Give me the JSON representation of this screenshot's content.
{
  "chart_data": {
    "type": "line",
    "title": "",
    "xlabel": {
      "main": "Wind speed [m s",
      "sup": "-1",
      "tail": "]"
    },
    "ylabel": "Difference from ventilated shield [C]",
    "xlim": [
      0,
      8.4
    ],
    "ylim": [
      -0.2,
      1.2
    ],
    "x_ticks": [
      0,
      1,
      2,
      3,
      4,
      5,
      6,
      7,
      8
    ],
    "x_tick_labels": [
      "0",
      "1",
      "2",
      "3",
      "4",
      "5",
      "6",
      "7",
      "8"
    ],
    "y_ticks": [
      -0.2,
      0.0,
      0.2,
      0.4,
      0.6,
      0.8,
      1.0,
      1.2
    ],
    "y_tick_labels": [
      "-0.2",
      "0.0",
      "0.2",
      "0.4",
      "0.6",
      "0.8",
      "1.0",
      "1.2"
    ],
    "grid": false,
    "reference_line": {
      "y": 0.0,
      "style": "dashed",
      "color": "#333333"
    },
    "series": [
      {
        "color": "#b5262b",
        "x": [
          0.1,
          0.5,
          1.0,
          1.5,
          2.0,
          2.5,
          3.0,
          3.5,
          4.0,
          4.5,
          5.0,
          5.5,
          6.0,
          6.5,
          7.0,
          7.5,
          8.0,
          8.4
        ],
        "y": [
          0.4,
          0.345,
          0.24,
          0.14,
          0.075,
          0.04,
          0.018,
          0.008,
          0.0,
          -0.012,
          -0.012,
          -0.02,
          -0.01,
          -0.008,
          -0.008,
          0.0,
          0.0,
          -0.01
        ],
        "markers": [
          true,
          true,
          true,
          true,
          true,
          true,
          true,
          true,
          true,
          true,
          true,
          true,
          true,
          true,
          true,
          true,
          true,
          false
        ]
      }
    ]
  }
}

____________

Using the data above, output each line exactly.

Give me the JSON representation of this screenshot's content.
{
  "chart_data": {
    "type": "line",
    "title": "",
    "xlabel": {
      "main": "Wind speed [m s",
      "sup": "-1",
      "tail": "]"
    },
    "ylabel": "Difference from ventilated shield [C]",
    "xlim": [
      0,
      8.4
    ],
    "ylim": [
      -0.2,
      1.2
    ],
    "x_ticks": [
      0,
      1,
      2,
      3,
      4,
      5,
      6,
      7,
      8
    ],
    "x_tick_labels": [
      "0",
      "1",
      "2",
      "3",
      "4",
      "5",
      "6",
      "7",
      "8"
    ],
    "y_ticks": [
      -0.2,
      0.0,
      0.2,
      0.4,
      0.6,
      0.8,
      1.0,
      1.2
    ],
    "y_tick_labels": [
      "-0.2",
      "0.0",
      "0.2",
      "0.4",
      "0.6",
      "0.8",
      "1.0",
      "1.2"
    ],
    "grid": false,
    "reference_line": {
      "y": 0.0,
      "style": "dashed",
      "color": "#333333"
    },
    "series": [
      {
        "color": "#b5262b",
        "x": [
          0.1,
          0.5,
          1.0,
          1.5,
          2.0,
          2.5,
          3.0,
          3.5,
          4.0,
          4.5,
          5.0,
          5.5,
          6.0,
          6.5,
          7.0,
          7.5,
          8.0,
          8.4
        ],
        "y": [
          0.4,
          0.345,
          0.24,
          0.14,
          0.075,
          0.04,
          0.018,
          0.008,
          0.0,
          -0.012,
          -0.012,
          -0.02,
          -0.01,
          -0.008,
          -0.008,
          0.0,
          0.0,
          -0.01
        ],
        "markers": [
          true,
          true,
          true,
          true,
          true,
          true,
          true,
          true,
          true,
          true,
          true,
          true,
          true,
          true,
          true,
          true,
          true,
          false
        ]
      }
    ]
  }
}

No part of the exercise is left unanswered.